* [WHAT THIS TASK INVOLVES] Reproduce the records exactly.
*** DATA FOR THIS TASK
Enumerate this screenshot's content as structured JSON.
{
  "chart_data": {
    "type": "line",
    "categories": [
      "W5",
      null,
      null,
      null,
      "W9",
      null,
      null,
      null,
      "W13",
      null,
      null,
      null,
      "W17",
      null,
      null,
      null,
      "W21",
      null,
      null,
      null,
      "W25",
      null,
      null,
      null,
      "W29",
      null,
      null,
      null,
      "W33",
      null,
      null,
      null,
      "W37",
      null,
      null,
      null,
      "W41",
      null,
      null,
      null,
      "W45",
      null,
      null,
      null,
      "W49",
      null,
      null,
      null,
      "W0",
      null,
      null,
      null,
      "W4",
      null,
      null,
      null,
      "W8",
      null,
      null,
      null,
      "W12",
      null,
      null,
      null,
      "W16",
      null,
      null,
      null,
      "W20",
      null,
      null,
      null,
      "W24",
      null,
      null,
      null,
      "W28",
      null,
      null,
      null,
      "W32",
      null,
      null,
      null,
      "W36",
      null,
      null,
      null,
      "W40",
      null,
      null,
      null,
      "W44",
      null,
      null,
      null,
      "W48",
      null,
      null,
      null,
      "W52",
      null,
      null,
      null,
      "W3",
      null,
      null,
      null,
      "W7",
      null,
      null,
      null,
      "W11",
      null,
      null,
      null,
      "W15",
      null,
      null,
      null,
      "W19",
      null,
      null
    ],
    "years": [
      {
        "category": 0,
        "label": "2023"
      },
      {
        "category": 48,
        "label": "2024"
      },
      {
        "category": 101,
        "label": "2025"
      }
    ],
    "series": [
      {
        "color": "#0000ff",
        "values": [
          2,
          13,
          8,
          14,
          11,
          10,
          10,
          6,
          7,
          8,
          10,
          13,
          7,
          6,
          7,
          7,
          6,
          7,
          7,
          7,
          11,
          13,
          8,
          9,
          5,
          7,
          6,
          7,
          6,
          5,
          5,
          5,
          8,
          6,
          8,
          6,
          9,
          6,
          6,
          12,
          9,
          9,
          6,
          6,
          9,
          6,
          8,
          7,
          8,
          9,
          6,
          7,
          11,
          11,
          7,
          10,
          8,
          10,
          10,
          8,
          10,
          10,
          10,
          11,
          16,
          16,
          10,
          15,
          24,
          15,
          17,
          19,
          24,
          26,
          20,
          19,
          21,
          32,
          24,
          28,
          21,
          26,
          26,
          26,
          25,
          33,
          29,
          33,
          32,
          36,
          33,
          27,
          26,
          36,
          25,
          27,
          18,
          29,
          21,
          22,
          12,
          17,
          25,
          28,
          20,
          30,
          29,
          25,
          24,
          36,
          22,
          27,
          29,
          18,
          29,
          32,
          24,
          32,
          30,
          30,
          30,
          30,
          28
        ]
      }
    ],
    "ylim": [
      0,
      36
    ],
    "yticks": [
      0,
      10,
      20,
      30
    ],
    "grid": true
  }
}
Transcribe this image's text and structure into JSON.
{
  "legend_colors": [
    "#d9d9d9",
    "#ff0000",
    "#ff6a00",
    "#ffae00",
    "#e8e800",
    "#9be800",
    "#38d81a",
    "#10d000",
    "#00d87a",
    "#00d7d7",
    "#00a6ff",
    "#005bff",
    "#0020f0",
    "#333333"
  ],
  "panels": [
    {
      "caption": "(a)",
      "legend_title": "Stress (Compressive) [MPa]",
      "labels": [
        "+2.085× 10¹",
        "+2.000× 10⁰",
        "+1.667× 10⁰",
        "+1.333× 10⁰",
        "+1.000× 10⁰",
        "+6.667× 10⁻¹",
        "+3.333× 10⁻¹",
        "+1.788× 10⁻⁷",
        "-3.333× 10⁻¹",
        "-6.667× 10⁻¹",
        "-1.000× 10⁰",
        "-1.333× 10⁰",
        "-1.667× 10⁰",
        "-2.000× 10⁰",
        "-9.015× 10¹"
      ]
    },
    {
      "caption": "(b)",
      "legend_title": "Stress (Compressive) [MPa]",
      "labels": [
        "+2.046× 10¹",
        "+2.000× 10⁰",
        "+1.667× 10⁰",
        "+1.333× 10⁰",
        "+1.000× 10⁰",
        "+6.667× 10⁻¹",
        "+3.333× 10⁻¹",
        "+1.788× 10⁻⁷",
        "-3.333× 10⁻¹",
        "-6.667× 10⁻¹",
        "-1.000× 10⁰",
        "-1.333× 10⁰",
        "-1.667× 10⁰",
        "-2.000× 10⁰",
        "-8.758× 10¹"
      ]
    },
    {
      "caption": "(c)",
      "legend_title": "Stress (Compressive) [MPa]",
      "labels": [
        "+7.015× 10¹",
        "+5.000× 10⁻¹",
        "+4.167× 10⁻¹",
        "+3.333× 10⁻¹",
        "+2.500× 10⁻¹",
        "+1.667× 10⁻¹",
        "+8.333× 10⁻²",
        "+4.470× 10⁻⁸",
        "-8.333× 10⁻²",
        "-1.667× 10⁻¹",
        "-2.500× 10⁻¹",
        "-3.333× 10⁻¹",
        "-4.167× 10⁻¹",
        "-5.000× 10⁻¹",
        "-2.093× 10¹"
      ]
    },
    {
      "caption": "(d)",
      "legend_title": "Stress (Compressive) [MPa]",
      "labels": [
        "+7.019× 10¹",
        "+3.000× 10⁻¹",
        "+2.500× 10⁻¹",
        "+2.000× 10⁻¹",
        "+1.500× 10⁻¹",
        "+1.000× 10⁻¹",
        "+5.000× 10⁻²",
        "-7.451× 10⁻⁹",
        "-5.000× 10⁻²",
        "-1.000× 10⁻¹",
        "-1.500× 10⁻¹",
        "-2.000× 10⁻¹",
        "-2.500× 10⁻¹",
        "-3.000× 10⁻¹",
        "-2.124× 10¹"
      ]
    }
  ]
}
******
* [SOLVED PROBLEM]
Enumerate this screenshot's content as structured JSON.
{
  "chart_data": {
    "type": "line",
    "categories": [
      "W5",
      null,
      null,
      null,
      "W9",
      null,
      null,
      null,
      "W13",
      null,
      null,
      null,
      "W17",
      null,
      null,
      null,
      "W21",
      null,
      null,
      null,
      "W25",
      null,
      null,
      null,
      "W29",
      null,
      null,
      null,
      "W33",
      null,
      null,
      null,
      "W37",
      null,
      null,
      null,
      "W41",
      null,
      null,
      null,
      "W45",
      null,
      null,
      null,
      "W49",
      null,
      null,
      null,
      "W0",
      null,
      null,
      null,
      "W4",
      null,
      null,
      null,
      "W8",
      null,
      null,
      null,
      "W12",
      null,
      null,
      null,
      "W16",
      null,
      null,
      null,
      "W20",
      null,
      null,
      null,
      "W24",
      null,
      null,
      null,
      "W28",
      null,
      null,
      null,
      "W32",
      null,
      null,
      null,
      "W36",
      null,
      null,
      null,
      "W40",
      null,
      null,
      null,
      "W44",
      null,
      null,
      null,
      "W48",
      null,
      null,
      null,
      "W52",
      null,
      null,
      null,
      "W3",
      null,
      null,
      null,
      "W7",
      null,
      null,
      null,
      "W11",
      null,
      null,
      null,
      "W15",
      null,
      null,
      null,
      "W19",
      null,
      null
    ],
    "years": [
      {
        "category": 0,
        "label": "2023"
      },
      {
        "category": 48,
        "label": "2024"
      },
      {
        "category": 101,
        "label": "2025"
      }
    ],
    "series": [
      {
        "color": "#0000ff",
        "values": [
          2,
          13,
          8,
          14,
          11,
          10,
          10,
          6,
          7,
          8,
          10,
          13,
          7,
          6,
          7,
          7,
          6,
          7,
          7,
          7,
          11,
          13,
          8,
          9,
          5,
          7,
          6,
          7,
          6,
          5,
          5,
          5,
          8,
          6,
          8,
          6,
          9,
          6,
          6,
          12,
          9,
          9,
          6,
          6,
          9,
          6,
          8,
          7,
          8,
          9,
          6,
          7,
          11,
          11,
          7,
          10,
          8,
          10,
          10,
          8,
          10,
          10,
          10,
          11,
          16,
          16,
          10,
          15,
          24,
          15,
          17,
          19,
          24,
          26,
          20,
          19,
          21,
          32,
          24,
          28,
          21,
          26,
          26,
          26,
          25,
          33,
          29,
          33,
          32,
          36,
          33,
          27,
          26,
          36,
          25,
          27,
          18,
          29,
          21,
          22,
          12,
          17,
          25,
          28,
          20,
          30,
          29,
          25,
          24,
          36,
          22,
          27,
          29,
          18,
          29,
          32,
          24,
          32,
          30,
          30,
          30,
          30,
          28
        ]
      }
    ],
    "ylim": [
      0,
      36
    ],
    "yticks": [
      0,
      10,
      20,
      30
    ],
    "grid": true
  }
}
Transcribe this image's text and structure into JSON.
{
  "legend_colors": [
    "#d9d9d9",
    "#ff0000",
    "#ff6a00",
    "#ffae00",
    "#e8e800",
    "#9be800",
    "#38d81a",
    "#10d000",
    "#00d87a",
    "#00d7d7",
    "#00a6ff",
    "#005bff",
    "#0020f0",
    "#333333"
  ],
  "panels": [
    {
      "caption": "(a)",
      "legend_title": "Stress (Compressive) [MPa]",
      "labels": [
        "+2.085× 10¹",
        "+2.000× 10⁰",
        "+1.667× 10⁰",
        "+1.333× 10⁰",
        "+1.000× 10⁰",
        "+6.667× 10⁻¹",
        "+3.333× 10⁻¹",
        "+1.788× 10⁻⁷",
        "-3.333× 10⁻¹",
        "-6.667× 10⁻¹",
        "-1.000× 10⁰",
        "-1.333× 10⁰",
        "-1.667× 10⁰",
        "-2.000× 10⁰",
        "-9.015× 10¹"
      ]
    },
    {
      "caption": "(b)",
      "legend_title": "Stress (Compressive) [MPa]",
      "labels": [
        "+2.046× 10¹",
        "+2.000× 10⁰",
        "+1.667× 10⁰",
        "+1.333× 10⁰",
        "+1.000× 10⁰",
        "+6.667× 10⁻¹",
        "+3.333× 10⁻¹",
        "+1.788× 10⁻⁷",
        "-3.333× 10⁻¹",
        "-6.667× 10⁻¹",
        "-1.000× 10⁰",
        "-1.333× 10⁰",
        "-1.667× 10⁰",
        "-2.000× 10⁰",
        "-8.758× 10¹"
      ]
    },
    {
      "caption": "(c)",
      "legend_title": "Stress (Compressive) [MPa]",
      "labels": [
        "+7.015× 10¹",
        "+5.000× 10⁻¹",
        "+4.167× 10⁻¹",
        "+3.333× 10⁻¹",
        "+2.500× 10⁻¹",
        "+1.667× 10⁻¹",
        "+8.333× 10⁻²",
        "+4.470× 10⁻⁸",
        "-8.333× 10⁻²",
        "-1.667× 10⁻¹",
        "-2.500× 10⁻¹",
        "-3.333× 10⁻¹",
        "-4.167× 10⁻¹",
        "-5.000× 10⁻¹",
        "-2.093× 10¹"
      ]
    },
    {
      "caption": "(d)",
      "legend_title": "Stress (Compressive) [MPa]",
      "labels": [
        "+7.019× 10¹",
        "+3.000× 10⁻¹",
        "+2.500× 10⁻¹",
        "+2.000× 10⁻¹",
        "+1.500× 10⁻¹",
        "+1.000× 10⁻¹",
        "+5.000× 10⁻²",
        "-7.451× 10⁻⁹",
        "-5.000× 10⁻²",
        "-1.000× 10⁻¹",
        "-1.500× 10⁻¹",
        "-2.000× 10⁻¹",
        "-2.500× 10⁻¹",
        "-3.000× 10⁻¹",
        "-2.124× 10¹"
      ]
    }
  ]
}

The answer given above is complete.